• Records for the exercise:
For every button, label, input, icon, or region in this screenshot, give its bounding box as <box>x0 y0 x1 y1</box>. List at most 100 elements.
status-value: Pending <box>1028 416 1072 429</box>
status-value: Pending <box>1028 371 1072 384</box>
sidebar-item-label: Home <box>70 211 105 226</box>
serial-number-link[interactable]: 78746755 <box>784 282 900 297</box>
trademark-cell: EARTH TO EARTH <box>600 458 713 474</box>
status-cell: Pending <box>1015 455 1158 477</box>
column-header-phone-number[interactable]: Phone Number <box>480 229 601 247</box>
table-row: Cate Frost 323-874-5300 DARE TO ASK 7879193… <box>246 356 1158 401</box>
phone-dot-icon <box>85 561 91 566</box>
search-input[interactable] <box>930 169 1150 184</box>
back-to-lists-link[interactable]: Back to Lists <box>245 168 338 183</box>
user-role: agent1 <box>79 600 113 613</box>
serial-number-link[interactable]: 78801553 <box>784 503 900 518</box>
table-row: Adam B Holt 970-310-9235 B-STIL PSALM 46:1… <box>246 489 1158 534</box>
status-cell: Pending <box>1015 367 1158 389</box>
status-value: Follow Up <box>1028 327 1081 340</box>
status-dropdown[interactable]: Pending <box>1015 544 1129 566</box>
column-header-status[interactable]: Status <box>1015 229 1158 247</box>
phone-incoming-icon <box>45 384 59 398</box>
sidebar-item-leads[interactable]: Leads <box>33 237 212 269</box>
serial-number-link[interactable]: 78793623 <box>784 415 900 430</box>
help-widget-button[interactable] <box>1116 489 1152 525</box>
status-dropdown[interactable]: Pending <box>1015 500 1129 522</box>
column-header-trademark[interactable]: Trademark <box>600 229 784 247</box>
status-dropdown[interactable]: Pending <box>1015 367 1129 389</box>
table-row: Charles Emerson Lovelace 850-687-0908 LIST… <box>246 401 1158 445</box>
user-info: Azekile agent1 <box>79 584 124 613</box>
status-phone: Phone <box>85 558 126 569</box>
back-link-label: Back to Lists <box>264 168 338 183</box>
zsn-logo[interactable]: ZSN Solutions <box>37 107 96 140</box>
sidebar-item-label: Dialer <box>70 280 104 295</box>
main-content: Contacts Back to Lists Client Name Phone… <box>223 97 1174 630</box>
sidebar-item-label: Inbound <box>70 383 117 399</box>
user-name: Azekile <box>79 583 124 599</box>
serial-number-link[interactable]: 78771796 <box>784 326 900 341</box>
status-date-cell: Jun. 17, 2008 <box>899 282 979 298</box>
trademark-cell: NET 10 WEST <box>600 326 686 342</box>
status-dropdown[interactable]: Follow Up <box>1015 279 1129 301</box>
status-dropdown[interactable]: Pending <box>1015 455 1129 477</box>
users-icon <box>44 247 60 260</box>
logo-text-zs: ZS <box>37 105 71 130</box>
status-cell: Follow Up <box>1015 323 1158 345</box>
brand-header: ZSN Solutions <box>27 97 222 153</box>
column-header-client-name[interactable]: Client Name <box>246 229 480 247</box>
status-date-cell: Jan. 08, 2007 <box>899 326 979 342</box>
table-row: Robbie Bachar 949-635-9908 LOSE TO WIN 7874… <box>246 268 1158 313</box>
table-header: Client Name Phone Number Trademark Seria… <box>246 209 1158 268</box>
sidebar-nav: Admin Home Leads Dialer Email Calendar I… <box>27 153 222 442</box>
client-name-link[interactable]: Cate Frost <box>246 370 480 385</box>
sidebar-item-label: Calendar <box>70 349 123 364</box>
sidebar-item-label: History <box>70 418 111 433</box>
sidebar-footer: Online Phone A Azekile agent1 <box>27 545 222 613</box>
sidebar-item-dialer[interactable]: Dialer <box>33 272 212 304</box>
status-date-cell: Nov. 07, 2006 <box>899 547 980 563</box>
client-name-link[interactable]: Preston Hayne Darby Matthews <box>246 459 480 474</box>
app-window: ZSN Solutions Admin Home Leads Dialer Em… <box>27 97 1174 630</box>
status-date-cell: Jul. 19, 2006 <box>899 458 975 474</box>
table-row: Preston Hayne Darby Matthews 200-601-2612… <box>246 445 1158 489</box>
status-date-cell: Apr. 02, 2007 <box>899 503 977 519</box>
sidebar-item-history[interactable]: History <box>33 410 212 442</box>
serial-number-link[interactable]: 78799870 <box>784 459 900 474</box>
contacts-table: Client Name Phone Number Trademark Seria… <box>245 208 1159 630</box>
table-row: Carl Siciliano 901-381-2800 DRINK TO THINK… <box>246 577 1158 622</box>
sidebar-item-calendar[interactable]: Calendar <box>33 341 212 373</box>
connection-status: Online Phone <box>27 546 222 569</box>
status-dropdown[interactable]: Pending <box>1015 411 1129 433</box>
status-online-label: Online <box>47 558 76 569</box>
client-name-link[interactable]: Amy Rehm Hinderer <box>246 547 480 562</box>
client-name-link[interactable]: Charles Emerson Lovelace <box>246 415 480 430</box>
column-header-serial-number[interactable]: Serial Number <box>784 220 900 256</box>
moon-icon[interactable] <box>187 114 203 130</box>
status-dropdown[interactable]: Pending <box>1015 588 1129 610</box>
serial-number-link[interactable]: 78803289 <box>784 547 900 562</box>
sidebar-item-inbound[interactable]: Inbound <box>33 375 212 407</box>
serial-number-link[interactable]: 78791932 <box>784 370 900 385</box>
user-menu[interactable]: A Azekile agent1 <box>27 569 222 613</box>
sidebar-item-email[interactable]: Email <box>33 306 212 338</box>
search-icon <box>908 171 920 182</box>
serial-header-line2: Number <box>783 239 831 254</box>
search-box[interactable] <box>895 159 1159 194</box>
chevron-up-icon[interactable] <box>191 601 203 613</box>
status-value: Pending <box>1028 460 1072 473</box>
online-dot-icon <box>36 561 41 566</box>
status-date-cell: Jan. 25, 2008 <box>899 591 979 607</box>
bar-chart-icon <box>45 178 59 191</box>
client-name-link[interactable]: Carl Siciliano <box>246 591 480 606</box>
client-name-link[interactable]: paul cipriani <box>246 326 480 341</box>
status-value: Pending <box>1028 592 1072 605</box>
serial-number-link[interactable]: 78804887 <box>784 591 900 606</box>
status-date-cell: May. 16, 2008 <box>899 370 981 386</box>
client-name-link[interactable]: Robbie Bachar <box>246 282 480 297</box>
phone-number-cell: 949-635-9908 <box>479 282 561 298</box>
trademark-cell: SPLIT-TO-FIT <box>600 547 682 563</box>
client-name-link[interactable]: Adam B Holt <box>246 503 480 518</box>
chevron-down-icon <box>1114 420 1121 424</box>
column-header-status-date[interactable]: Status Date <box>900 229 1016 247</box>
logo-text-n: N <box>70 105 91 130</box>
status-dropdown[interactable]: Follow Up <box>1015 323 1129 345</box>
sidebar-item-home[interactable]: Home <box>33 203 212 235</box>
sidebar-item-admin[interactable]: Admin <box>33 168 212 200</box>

• Aim:
Edit the rows above so that every "Follow Up" reads "Callback", and reproduce all of the rows with nothing else changed.

• In response:
For every button, label, input, icon, or region in this screenshot, give its bounding box as <box>x0 y0 x1 y1</box>. List at most 100 elements.
status-value: Pending <box>1028 416 1072 429</box>
status-value: Pending <box>1028 371 1072 384</box>
sidebar-item-label: Home <box>70 211 105 226</box>
serial-number-link[interactable]: 78746755 <box>784 282 900 297</box>
trademark-cell: EARTH TO EARTH <box>600 458 713 474</box>
status-cell: Pending <box>1015 455 1158 477</box>
column-header-phone-number[interactable]: Phone Number <box>480 229 601 247</box>
table-row: Cate Frost 323-874-5300 DARE TO ASK 7879193… <box>246 356 1158 401</box>
phone-dot-icon <box>85 561 91 566</box>
search-input[interactable] <box>930 169 1150 184</box>
back-to-lists-link[interactable]: Back to Lists <box>245 168 338 183</box>
user-role: agent1 <box>79 600 113 613</box>
serial-number-link[interactable]: 78801553 <box>784 503 900 518</box>
table-row: Adam B Holt 970-310-9235 B-STIL PSALM 46:1… <box>246 489 1158 534</box>
status-cell: Pending <box>1015 367 1158 389</box>
status-value: Callback <box>1028 327 1081 340</box>
status-dropdown[interactable]: Pending <box>1015 544 1129 566</box>
column-header-status[interactable]: Status <box>1015 229 1158 247</box>
phone-incoming-icon <box>45 384 59 398</box>
sidebar-item-leads[interactable]: Leads <box>33 237 212 269</box>
serial-number-link[interactable]: 78793623 <box>784 415 900 430</box>
help-widget-button[interactable] <box>1116 489 1152 525</box>
status-dropdown[interactable]: Pending <box>1015 500 1129 522</box>
column-header-trademark[interactable]: Trademark <box>600 229 784 247</box>
status-dropdown[interactable]: Pending <box>1015 367 1129 389</box>
table-row: Charles Emerson Lovelace 850-687-0908 LIST… <box>246 401 1158 445</box>
user-info: Azekile agent1 <box>79 584 124 613</box>
status-phone: Phone <box>85 558 126 569</box>
back-link-label: Back to Lists <box>264 168 338 183</box>
zsn-logo[interactable]: ZSN Solutions <box>37 107 96 140</box>
sidebar-item-label: Dialer <box>70 280 104 295</box>
main-content: Contacts Back to Lists Client Name Phone… <box>223 97 1174 630</box>
sidebar-item-label: Inbound <box>70 383 117 399</box>
user-name: Azekile <box>79 583 124 599</box>
serial-number-link[interactable]: 78771796 <box>784 326 900 341</box>
status-date-cell: Jun. 17, 2008 <box>899 282 979 298</box>
trademark-cell: NET 10 WEST <box>600 326 686 342</box>
status-dropdown[interactable]: Callback <box>1015 279 1129 301</box>
status-dropdown[interactable]: Pending <box>1015 455 1129 477</box>
users-icon <box>44 247 60 260</box>
logo-text-zs: ZS <box>37 105 71 130</box>
status-cell: Callback <box>1015 323 1158 345</box>
brand-header: ZSN Solutions <box>27 97 222 153</box>
column-header-client-name[interactable]: Client Name <box>246 229 480 247</box>
status-date-cell: Jan. 08, 2007 <box>899 326 979 342</box>
table-row: Robbie Bachar 949-635-9908 LOSE TO WIN 7874… <box>246 268 1158 313</box>
table-header: Client Name Phone Number Trademark Seria… <box>246 209 1158 268</box>
sidebar-nav: Admin Home Leads Dialer Email Calendar I… <box>27 153 222 442</box>
client-name-link[interactable]: Cate Frost <box>246 370 480 385</box>
sidebar-item-label: Calendar <box>70 349 123 364</box>
sidebar-item-label: History <box>70 418 111 433</box>
sidebar-footer: Online Phone A Azekile agent1 <box>27 545 222 613</box>
sidebar-item-dialer[interactable]: Dialer <box>33 272 212 304</box>
status-date-cell: Nov. 07, 2006 <box>899 547 980 563</box>
client-name-link[interactable]: Preston Hayne Darby Matthews <box>246 459 480 474</box>
app-window: ZSN Solutions Admin Home Leads Dialer Em… <box>27 97 1174 630</box>
status-date-cell: Jul. 19, 2006 <box>899 458 975 474</box>
table-row: Preston Hayne Darby Matthews 200-601-2612… <box>246 445 1158 489</box>
status-date-cell: Apr. 02, 2007 <box>899 503 977 519</box>
sidebar-item-history[interactable]: History <box>33 410 212 442</box>
serial-number-link[interactable]: 78799870 <box>784 459 900 474</box>
contacts-table: Client Name Phone Number Trademark Seria… <box>245 208 1159 630</box>
table-row: Carl Siciliano 901-381-2800 DRINK TO THINK… <box>246 577 1158 622</box>
sidebar-item-calendar[interactable]: Calendar <box>33 341 212 373</box>
connection-status: Online Phone <box>27 546 222 569</box>
status-dropdown[interactable]: Pending <box>1015 411 1129 433</box>
status-online-label: Online <box>47 558 76 569</box>
client-name-link[interactable]: Amy Rehm Hinderer <box>246 547 480 562</box>
client-name-link[interactable]: Charles Emerson Lovelace <box>246 415 480 430</box>
column-header-serial-number[interactable]: Serial Number <box>784 220 900 256</box>
moon-icon[interactable] <box>187 114 203 130</box>
status-dropdown[interactable]: Pending <box>1015 588 1129 610</box>
serial-number-link[interactable]: 78803289 <box>784 547 900 562</box>
sidebar-item-inbound[interactable]: Inbound <box>33 375 212 407</box>
serial-number-link[interactable]: 78791932 <box>784 370 900 385</box>
user-menu[interactable]: A Azekile agent1 <box>27 569 222 613</box>
sidebar-item-email[interactable]: Email <box>33 306 212 338</box>
search-icon <box>908 171 920 182</box>
serial-header-line2: Number <box>783 239 831 254</box>
search-box[interactable] <box>895 159 1159 194</box>
chevron-up-icon[interactable] <box>191 601 203 613</box>
status-value: Pending <box>1028 460 1072 473</box>
online-dot-icon <box>36 561 41 566</box>
status-date-cell: Jan. 25, 2008 <box>899 591 979 607</box>
bar-chart-icon <box>45 178 59 191</box>
client-name-link[interactable]: Carl Siciliano <box>246 591 480 606</box>
client-name-link[interactable]: paul cipriani <box>246 326 480 341</box>
status-value: Pending <box>1028 592 1072 605</box>
serial-number-link[interactable]: 78804887 <box>784 591 900 606</box>
status-date-cell: May. 16, 2008 <box>899 370 981 386</box>
client-name-link[interactable]: Robbie Bachar <box>246 282 480 297</box>
phone-number-cell: 949-635-9908 <box>479 282 561 298</box>
trademark-cell: SPLIT-TO-FIT <box>600 547 682 563</box>
client-name-link[interactable]: Adam B Holt <box>246 503 480 518</box>
chevron-down-icon <box>1114 420 1121 424</box>
column-header-status-date[interactable]: Status Date <box>900 229 1016 247</box>
logo-text-n: N <box>70 105 91 130</box>
status-dropdown[interactable]: Callback <box>1015 323 1129 345</box>
sidebar-item-home[interactable]: Home <box>33 203 212 235</box>
sidebar-item-admin[interactable]: Admin <box>33 168 212 200</box>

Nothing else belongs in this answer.